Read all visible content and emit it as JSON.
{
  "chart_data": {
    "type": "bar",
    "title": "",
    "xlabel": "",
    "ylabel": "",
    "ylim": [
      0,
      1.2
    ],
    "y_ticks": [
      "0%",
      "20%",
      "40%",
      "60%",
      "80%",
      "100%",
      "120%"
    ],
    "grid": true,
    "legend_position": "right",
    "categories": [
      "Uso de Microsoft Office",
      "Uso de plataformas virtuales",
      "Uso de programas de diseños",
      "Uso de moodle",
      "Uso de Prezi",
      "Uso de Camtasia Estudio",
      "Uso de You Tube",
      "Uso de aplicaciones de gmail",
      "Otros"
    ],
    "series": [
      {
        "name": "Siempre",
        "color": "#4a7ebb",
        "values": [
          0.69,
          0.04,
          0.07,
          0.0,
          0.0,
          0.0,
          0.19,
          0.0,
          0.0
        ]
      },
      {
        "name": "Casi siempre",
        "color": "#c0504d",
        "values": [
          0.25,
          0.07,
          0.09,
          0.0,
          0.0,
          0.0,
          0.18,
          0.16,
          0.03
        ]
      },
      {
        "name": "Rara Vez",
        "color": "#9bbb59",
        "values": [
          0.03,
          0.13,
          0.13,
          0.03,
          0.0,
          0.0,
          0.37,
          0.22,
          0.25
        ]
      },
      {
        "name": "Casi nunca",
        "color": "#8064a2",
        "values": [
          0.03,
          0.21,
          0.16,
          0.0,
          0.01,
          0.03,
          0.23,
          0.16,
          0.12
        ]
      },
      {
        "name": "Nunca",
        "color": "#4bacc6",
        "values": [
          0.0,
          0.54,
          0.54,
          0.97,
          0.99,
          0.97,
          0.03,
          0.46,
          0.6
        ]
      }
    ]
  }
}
==
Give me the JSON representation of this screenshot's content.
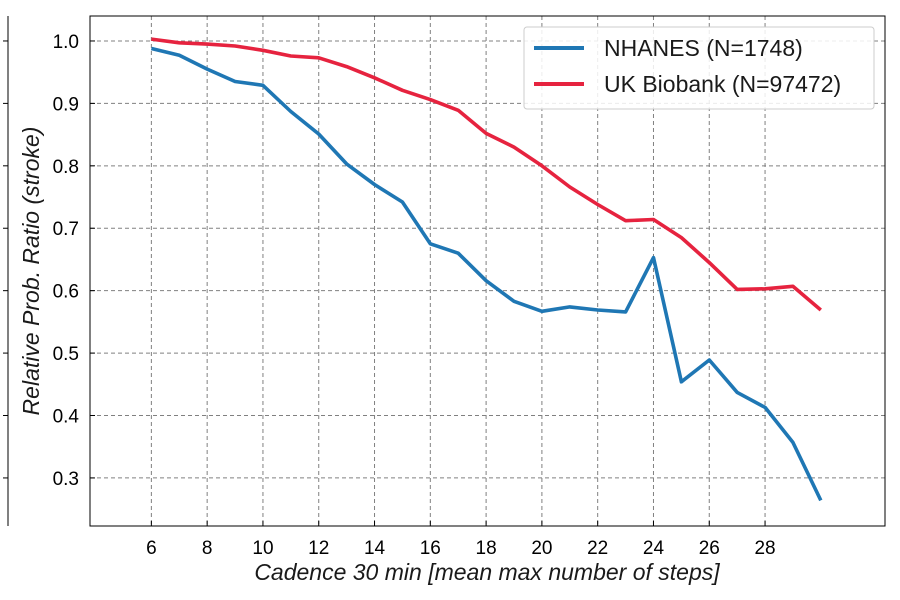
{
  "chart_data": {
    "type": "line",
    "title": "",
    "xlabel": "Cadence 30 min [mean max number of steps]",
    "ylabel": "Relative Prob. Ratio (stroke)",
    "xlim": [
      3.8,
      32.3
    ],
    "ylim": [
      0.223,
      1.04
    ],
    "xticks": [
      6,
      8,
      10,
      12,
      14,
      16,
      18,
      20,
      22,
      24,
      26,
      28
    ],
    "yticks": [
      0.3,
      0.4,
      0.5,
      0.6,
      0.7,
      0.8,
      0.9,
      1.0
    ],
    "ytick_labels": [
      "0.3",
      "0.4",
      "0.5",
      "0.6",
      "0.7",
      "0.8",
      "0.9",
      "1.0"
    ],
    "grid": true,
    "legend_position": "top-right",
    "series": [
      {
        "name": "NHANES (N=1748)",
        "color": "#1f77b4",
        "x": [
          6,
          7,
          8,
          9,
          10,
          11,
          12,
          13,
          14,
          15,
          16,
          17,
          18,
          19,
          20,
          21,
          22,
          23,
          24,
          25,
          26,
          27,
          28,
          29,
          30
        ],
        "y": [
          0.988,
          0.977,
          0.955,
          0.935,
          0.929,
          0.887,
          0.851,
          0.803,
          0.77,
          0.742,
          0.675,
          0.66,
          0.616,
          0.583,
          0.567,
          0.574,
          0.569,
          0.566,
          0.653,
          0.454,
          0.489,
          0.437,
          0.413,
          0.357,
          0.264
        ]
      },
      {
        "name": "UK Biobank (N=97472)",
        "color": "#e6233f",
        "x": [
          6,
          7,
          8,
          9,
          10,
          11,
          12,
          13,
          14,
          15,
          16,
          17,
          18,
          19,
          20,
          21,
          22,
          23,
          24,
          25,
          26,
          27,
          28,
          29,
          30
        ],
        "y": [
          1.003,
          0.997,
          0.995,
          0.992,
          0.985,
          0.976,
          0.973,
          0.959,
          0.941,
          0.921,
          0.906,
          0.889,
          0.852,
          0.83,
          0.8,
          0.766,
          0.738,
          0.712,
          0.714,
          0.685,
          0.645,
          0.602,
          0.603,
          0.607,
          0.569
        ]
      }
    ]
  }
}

**Work instructions:** Gather up the lines that contain the word "color".

**Exercise output:**
        "color": "#4a7ebb",
        "color": "#c0504d",
        "color": "#9bbb59",
        "color": "#8064a2",
        "color": "#4bacc6",
        "color": "#1f77b4",
        "color": "#e6233f",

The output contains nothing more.